■ **Given exercise**
Write out all of the data exactly as it appears.

------------------------------------------------------------------------

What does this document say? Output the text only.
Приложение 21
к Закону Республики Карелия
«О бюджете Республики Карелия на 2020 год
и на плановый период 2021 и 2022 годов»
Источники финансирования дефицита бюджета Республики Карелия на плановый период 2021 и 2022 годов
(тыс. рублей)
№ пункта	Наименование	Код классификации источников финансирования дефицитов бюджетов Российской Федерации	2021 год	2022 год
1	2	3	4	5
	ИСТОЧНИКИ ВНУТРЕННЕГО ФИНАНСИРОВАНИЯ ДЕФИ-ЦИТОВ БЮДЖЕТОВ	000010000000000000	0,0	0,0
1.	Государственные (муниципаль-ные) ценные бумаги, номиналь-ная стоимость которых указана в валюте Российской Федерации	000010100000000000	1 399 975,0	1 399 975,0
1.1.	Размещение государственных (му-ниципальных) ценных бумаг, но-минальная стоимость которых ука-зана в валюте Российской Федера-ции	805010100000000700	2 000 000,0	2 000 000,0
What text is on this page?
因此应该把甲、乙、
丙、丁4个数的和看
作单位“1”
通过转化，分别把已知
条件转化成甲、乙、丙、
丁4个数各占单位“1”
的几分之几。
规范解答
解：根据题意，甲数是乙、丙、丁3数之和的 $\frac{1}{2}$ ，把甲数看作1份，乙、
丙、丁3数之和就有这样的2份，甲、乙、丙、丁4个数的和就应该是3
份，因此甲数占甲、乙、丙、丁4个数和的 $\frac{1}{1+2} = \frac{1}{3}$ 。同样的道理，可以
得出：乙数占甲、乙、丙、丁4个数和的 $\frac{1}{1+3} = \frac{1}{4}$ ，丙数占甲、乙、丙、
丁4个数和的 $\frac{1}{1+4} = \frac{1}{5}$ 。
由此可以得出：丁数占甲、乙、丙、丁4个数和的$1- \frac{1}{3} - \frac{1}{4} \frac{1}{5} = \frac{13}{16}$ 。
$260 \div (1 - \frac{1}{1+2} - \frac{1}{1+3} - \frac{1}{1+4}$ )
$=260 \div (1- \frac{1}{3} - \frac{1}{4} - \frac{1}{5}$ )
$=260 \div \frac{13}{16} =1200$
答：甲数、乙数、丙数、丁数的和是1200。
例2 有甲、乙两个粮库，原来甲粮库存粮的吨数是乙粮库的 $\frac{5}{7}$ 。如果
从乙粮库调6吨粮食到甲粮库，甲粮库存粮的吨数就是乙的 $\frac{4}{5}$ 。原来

------------------------------------------------------------------------

■ **Output for this exercise**
What does this document say? Output the text only.
Приложение 21
к Закону Республики Карелия
«О бюджете Республики Карелия на 2020 год
и на плановый период 2021 и 2022 годов»
Источники финансирования дефицита бюджета Республики Карелия на плановый период 2021 и 2022 годов
(тыс. рублей)
№ пункта	Наименование	Код классификации источников финансирования дефицитов бюджетов Российской Федерации	2021 год	2022 год
1	2	3	4	5
	ИСТОЧНИКИ ВНУТРЕННЕГО ФИНАНСИРОВАНИЯ ДЕФИ-ЦИТОВ БЮДЖЕТОВ	000010000000000000	0,0	0,0
1.	Государственные (муниципаль-ные) ценные бумаги, номиналь-ная стоимость которых указана в валюте Российской Федерации	000010100000000000	1 399 975,0	1 399 975,0
1.1.	Размещение государственных (му-ниципальных) ценных бумаг, но-минальная стоимость которых ука-зана в валюте Российской Федера-ции	805010100000000700	2 000 000,0	2 000 000,0
What text is on this page?
因此应该把甲、乙、
丙、丁4个数的和看
作单位“1”
通过转化，分别把已知
条件转化成甲、乙、丙、
丁4个数各占单位“1”
的几分之几。
规范解答
解：根据题意，甲数是乙、丙、丁3数之和的 $\frac{1}{2}$ ，把甲数看作1份，乙、
丙、丁3数之和就有这样的2份，甲、乙、丙、丁4个数的和就应该是3
份，因此甲数占甲、乙、丙、丁4个数和的 $\frac{1}{1+2} = \frac{1}{3}$ 。同样的道理，可以
得出：乙数占甲、乙、丙、丁4个数和的 $\frac{1}{1+3} = \frac{1}{4}$ ，丙数占甲、乙、丙、
丁4个数和的 $\frac{1}{1+4} = \frac{1}{5}$ 。
由此可以得出：丁数占甲、乙、丙、丁4个数和的$1- \frac{1}{3} - \frac{1}{4} \frac{1}{5} = \frac{13}{16}$ 。
$260 \div (1 - \frac{1}{1+2} - \frac{1}{1+3} - \frac{1}{1+4}$ )
$=260 \div (1- \frac{1}{3} - \frac{1}{4} - \frac{1}{5}$ )
$=260 \div \frac{13}{16} =1200$
答：甲数、乙数、丙数、丁数的和是1200。
例2 有甲、乙两个粮库，原来甲粮库存粮的吨数是乙粮库的 $\frac{5}{7}$ 。如果
从乙粮库调6吨粮食到甲粮库，甲粮库存粮的吨数就是乙的 $\frac{4}{5}$ 。原来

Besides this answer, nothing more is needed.